# Prompt
Output as a JSON list of strings the entries from the line holding "lecture-header: Lecture <box>1053" through the line holding "co-intro-row <box>62 196 1141 239</box>", inclusive, one string per line and no blank lines.

# Rows
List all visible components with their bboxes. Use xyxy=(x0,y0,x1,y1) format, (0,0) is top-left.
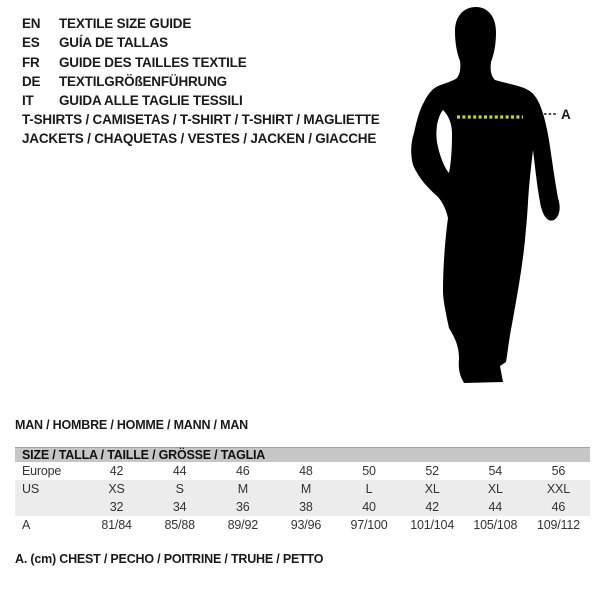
man-silhouette-shape xyxy=(411,7,559,383)
measure-label-a: A xyxy=(561,107,571,122)
row-label: US xyxy=(22,482,39,496)
category-list xyxy=(22,110,380,149)
language-row xyxy=(22,72,247,91)
language-label: GUIDA ALLE TAGLIE TESSILI xyxy=(59,93,243,109)
size-cell: 46 xyxy=(236,464,250,478)
language-code: DE xyxy=(22,73,41,89)
size-cell: 42 xyxy=(425,500,439,514)
size-cell: 44 xyxy=(488,500,503,514)
category-tshirts: T-SHIRTS / CAMISETAS / T-SHIRT / T-SHIRT / MAGLIETTE xyxy=(22,112,380,127)
size-cell: 36 xyxy=(236,500,250,514)
size-cell: 42 xyxy=(109,464,124,478)
size-cell: 97/100 xyxy=(350,518,388,532)
language-row xyxy=(22,14,247,33)
size-cell: 54 xyxy=(488,464,503,478)
size-cell: 44 xyxy=(172,464,187,478)
size-cell: L xyxy=(365,482,373,496)
language-code: IT xyxy=(22,93,34,109)
size-cell: 34 xyxy=(172,500,187,514)
language-code: FR xyxy=(22,54,40,70)
language-row xyxy=(22,33,247,52)
size-cell: 105/108 xyxy=(473,518,518,532)
size-cell: 32 xyxy=(109,500,124,514)
size-cell: 46 xyxy=(551,500,566,514)
category-jackets: JACKETS / CHAQUETAS / VESTES / JACKEN / GIACCHE xyxy=(22,131,377,147)
language-label: TEXTILE SIZE GUIDE xyxy=(59,16,192,31)
language-label: GUÍA DE TALLAS xyxy=(59,35,168,51)
language-label: TEXTILGRÖßENFÜHRUNG xyxy=(59,73,227,89)
size-cell: 52 xyxy=(425,464,439,478)
measurement-footnote: A. (cm) CHEST / PECHO / POITRINE / TRUHE / PETTO xyxy=(15,552,324,566)
size-cell: 93/96 xyxy=(290,518,322,532)
size-cell: 89/92 xyxy=(227,518,258,532)
size-cell: 48 xyxy=(299,464,313,478)
table-row-us-numeric xyxy=(15,498,590,516)
size-cell: 101/104 xyxy=(410,518,455,532)
size-cell: 85/88 xyxy=(164,518,195,532)
size-cell: 40 xyxy=(362,500,376,514)
table-row-chest-cm xyxy=(15,516,590,534)
size-table xyxy=(15,447,590,534)
size-cell: M xyxy=(237,482,248,496)
size-cell: XL xyxy=(487,482,503,496)
size-cell: 81/84 xyxy=(101,518,132,532)
language-code: EN xyxy=(22,16,41,31)
table-row-europe xyxy=(15,462,590,480)
table-row-us xyxy=(15,480,590,498)
row-label: A xyxy=(22,518,31,532)
language-row xyxy=(22,53,247,72)
size-cell: 56 xyxy=(551,464,566,478)
table-header: SIZE / TALLA / TAILLE / GRÖSSE / TAGLIA xyxy=(15,447,590,462)
size-cell: XXL xyxy=(546,482,570,496)
section-title: MAN / HOMBRE / HOMME / MANN / MAN xyxy=(15,418,248,432)
size-cell: S xyxy=(175,482,184,496)
size-cell: 109/112 xyxy=(537,518,580,532)
size-cell: M xyxy=(300,482,312,496)
man-silhouette-figure xyxy=(398,2,573,392)
language-list xyxy=(22,14,247,110)
size-cell: 38 xyxy=(299,500,313,514)
size-cell: XS xyxy=(108,482,125,496)
language-label: GUIDE DES TAILLES TEXTILE xyxy=(59,54,247,70)
size-cell: 50 xyxy=(362,464,376,478)
language-row xyxy=(22,91,247,110)
language-code: ES xyxy=(22,35,40,51)
row-label: Europe xyxy=(22,464,62,478)
size-cell: XL xyxy=(424,482,440,496)
row-label xyxy=(15,498,85,516)
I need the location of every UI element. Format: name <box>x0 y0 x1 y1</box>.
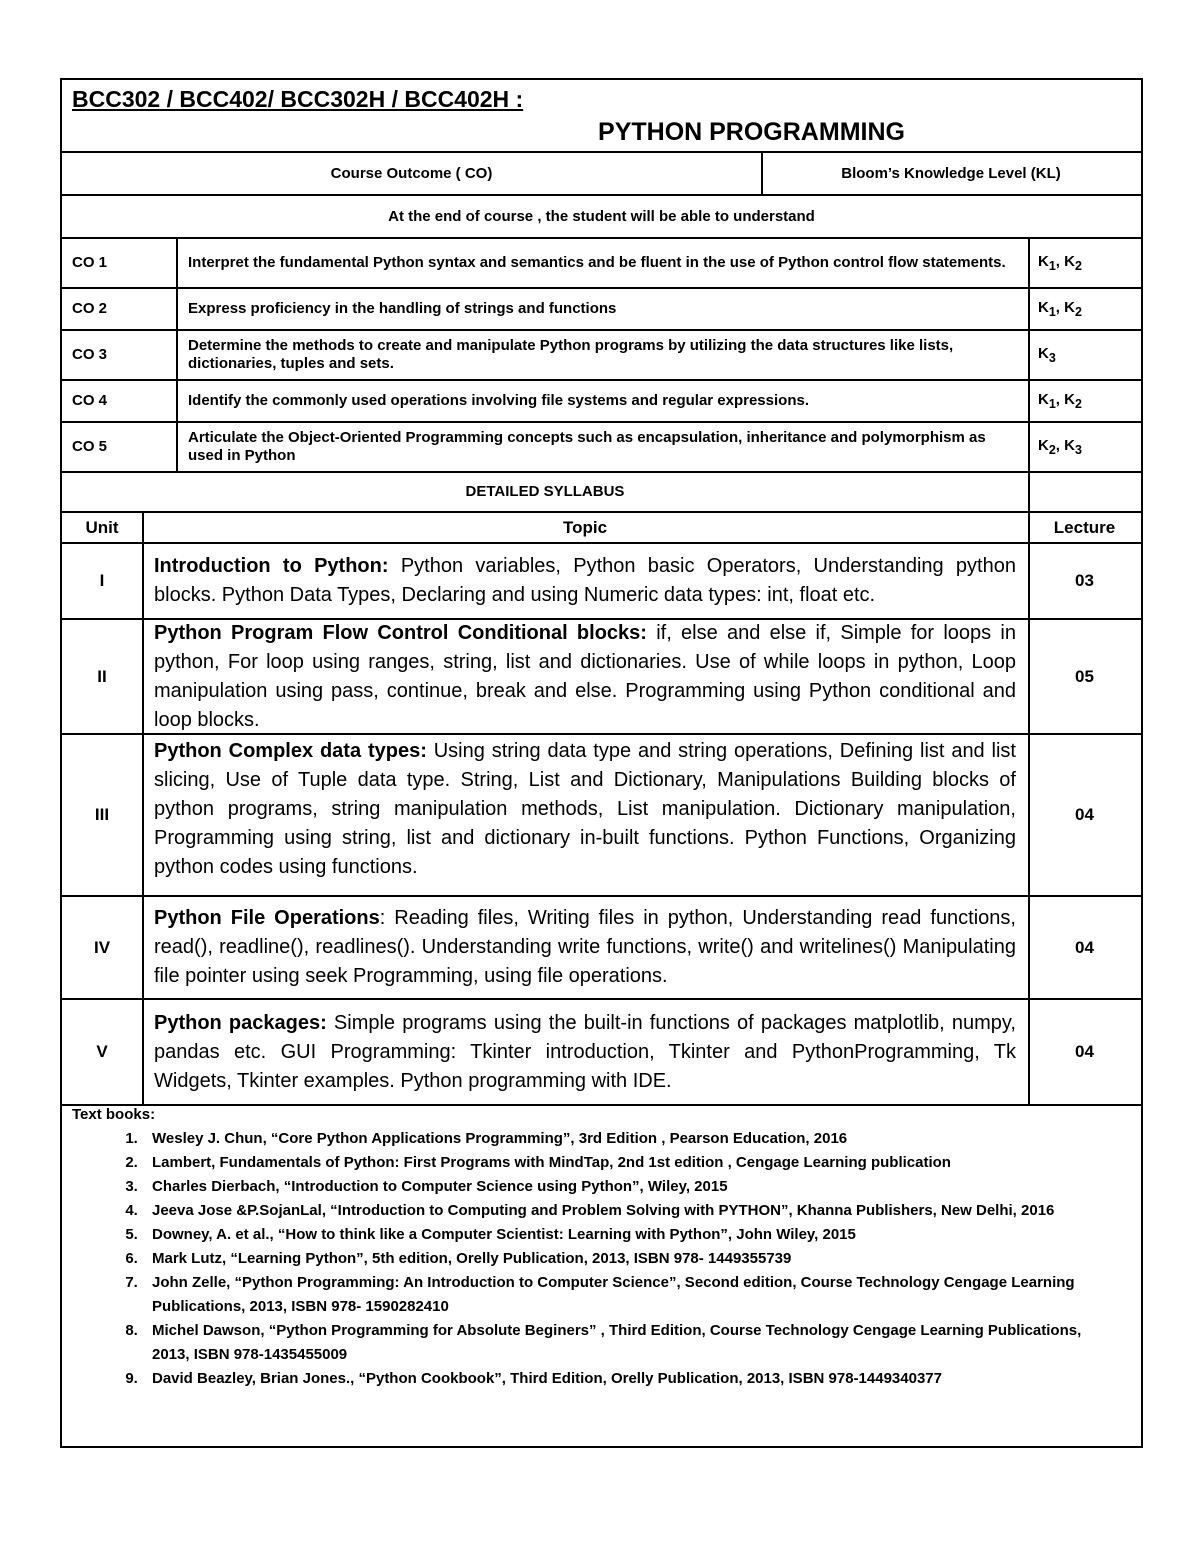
lecture-header: Lecture <box>1053 517 1116 537</box>
topic-header: Topic <box>562 517 608 537</box>
textbooks-heading: Text books: <box>72 1106 156 1123</box>
co-id: CO 1 <box>72 254 108 272</box>
co-intro-row <box>62 196 1141 239</box>
syllabus-heading-row <box>62 473 1141 513</box>
lecture-count: 03 <box>1075 571 1094 591</box>
co-description: Identify the commonly used operations involving file systems and regular expressions. <box>188 392 809 409</box>
knowledge-level-header: Bloom’s Knowledge Level (KL) <box>841 164 1061 182</box>
unit-body: if, else and else if, Simple for loops in python, For loop using ranges, string, list and dictionaries. Use of while loops in python, Loop manipulation using pass, continue, break and else. Programming using Python conditional and loop blocks. <box>154 621 1016 731</box>
co-kl: $K_1$, $K_2$ <box>1038 252 1082 273</box>
co-header-row <box>62 153 1141 196</box>
syllabus-heading: DETAILED SYLLABUS <box>465 483 625 501</box>
co-kl: $K_1$, $K_2$ <box>1038 390 1082 411</box>
unit-title: Introduction to Python: <box>154 555 389 577</box>
co-row <box>62 289 1141 331</box>
syllabus-unit-row <box>62 735 1141 897</box>
co-description: Determine the methods to create and manipulate Python programs by utilizing the data structures like lists, dictionaries, tuples and sets. <box>188 337 954 372</box>
unit-number: I <box>99 571 105 591</box>
co-kl: $K_2$, $K_3$ <box>1038 436 1082 457</box>
textbook-item: 5. Downey, A. et al., “How to think like a Computer Scientist: Learning with Python”, John Wiley, 2015 <box>142 1223 1121 1247</box>
co-row <box>62 423 1141 473</box>
textbook-item: 6. Mark Lutz, “Learning Python”, 5th edition, Orelly Publication, 2013, ISBN 978- 1449355739 <box>142 1247 1121 1271</box>
unit-number: V <box>96 1042 108 1062</box>
unit-title: Python Complex data types: <box>154 740 427 762</box>
textbook-item: 2. Lambert, Fundamentals of Python: First Programs with MindTap, 2nd 1st edition , Cengage Learning publication <box>142 1151 1121 1175</box>
lecture-count: 05 <box>1075 666 1094 686</box>
unit-body: : Reading files, Writing files in python, Understanding read functions, read(), readline(), readlines(). Understanding write functions, write() and writelines() Manipulating file pointer using seek Programming, using file operations. <box>154 907 1016 987</box>
lecture-count: 04 <box>1075 937 1094 957</box>
co-id: CO 5 <box>72 438 108 456</box>
textbook-item: 8. Michel Dawson, “Python Programming for Absolute Beginers” , Third Edition, Course Technology Cengage Learning Publications, 2013, ISBN 978-1435455009 <box>142 1319 1121 1367</box>
co-description: Express proficiency in the handling of strings and functions <box>188 300 617 317</box>
textbook-item: 9. David Beazley, Brian Jones., “Python Cookbook”, Third Edition, Orelly Publication, 2013, ISBN 978-1449340377 <box>142 1367 1121 1391</box>
textbook-item: 7. John Zelle, “Python Programming: An Introduction to Computer Science”, Second edition, Course Technology Cengage Learning Publications, 2013, ISBN 978- 1590282410 <box>142 1271 1121 1319</box>
textbook-item: 1. Wesley J. Chun, “Core Python Applications Programming”, 3rd Edition , Pearson Education, 2016 <box>142 1127 1121 1151</box>
syllabus-unit-row <box>62 620 1141 735</box>
co-row <box>62 331 1141 381</box>
co-id: CO 3 <box>72 346 108 364</box>
unit-number: III <box>94 805 110 825</box>
course-outcome-header: Course Outcome ( CO) <box>330 164 493 182</box>
unit-body: Python variables, Python basic Operators, Understanding python blocks. Python Data Types, Declaring and using Numeric data types: int, float etc. <box>154 555 1016 606</box>
co-row <box>62 239 1141 289</box>
syllabus-document <box>60 78 1143 1448</box>
textbooks-section <box>72 1106 1121 1391</box>
co-kl: $K_3$ <box>1038 344 1056 365</box>
unit-number: II <box>97 666 107 686</box>
course-header <box>62 80 1141 153</box>
unit-title: Python File Operations <box>154 907 380 929</box>
lecture-count: 04 <box>1075 1042 1094 1062</box>
syllabus-unit-row <box>62 897 1141 1000</box>
unit-body: Simple programs using the built-in functions of packages matplotlib, numpy, pandas etc. GUI Programming: Tkinter introduction, Tkinter and PythonProgramming, Tk Widgets, Tkinter examples. Python programming with IDE. <box>154 1011 1016 1092</box>
syllabus-unit-row <box>62 1000 1141 1106</box>
unit-title: Python Program Flow Control Conditional blocks: <box>154 621 647 644</box>
textbook-item: 3. Charles Dierbach, “Introduction to Computer Science using Python”, Wiley, 2015 <box>142 1175 1121 1199</box>
textbook-item: 4. Jeeva Jose &P.SojanLal, “Introduction to Computing and Problem Solving with PYTHON”, Khanna Publishers, New Delhi, 2016 <box>142 1199 1121 1223</box>
unit-body: Using string data type and string operations, Defining list and list slicing, Use of Tuple data type. String, List and Dictionary, Manipulations Building blocks of python programs, string manipulation methods, List manipulation. Dictionary manipulation, Programming using string, list and dictionary in-built functions. Python Functions, Organizing python codes using functions. <box>154 740 1016 878</box>
syllabus-unit-row <box>62 544 1141 620</box>
co-kl: $K_1$, $K_2$ <box>1038 298 1082 319</box>
course-code: BCC302 / BCC402/ BCC302H / BCC402H : <box>72 86 524 112</box>
co-row <box>62 381 1141 423</box>
lecture-count: 04 <box>1075 805 1094 825</box>
co-description: Articulate the Object-Oriented Programming concepts such as encapsulation, inheritance and polymorphism as used in Python <box>188 429 986 464</box>
unit-number: IV <box>93 937 111 957</box>
co-description: Interpret the fundamental Python syntax and semantics and be fluent in the use of Python control flow statements. <box>188 254 1006 271</box>
syllabus-header-row <box>62 513 1141 544</box>
co-id: CO 4 <box>72 392 108 410</box>
co-id: CO 2 <box>72 300 108 318</box>
unit-title: Python packages: <box>154 1011 327 1034</box>
co-intro-text: At the end of course , the student will be able to understand <box>388 207 815 225</box>
unit-header: Unit <box>85 517 119 537</box>
course-title: PYTHON PROGRAMMING <box>598 118 905 146</box>
textbooks-list <box>72 1127 1121 1391</box>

# Result of this exercise
[
  "lecture-header: Lecture <box>1053 517 1116 537</box>",
  "topic-header: Topic <box>562 517 608 537</box>",
  "textbooks-heading: Text books: <box>72 1106 156 1123</box>",
  "co-id: CO 1 <box>72 254 108 272</box>",
  "co-intro-row <box>62 196 1141 239</box>"
]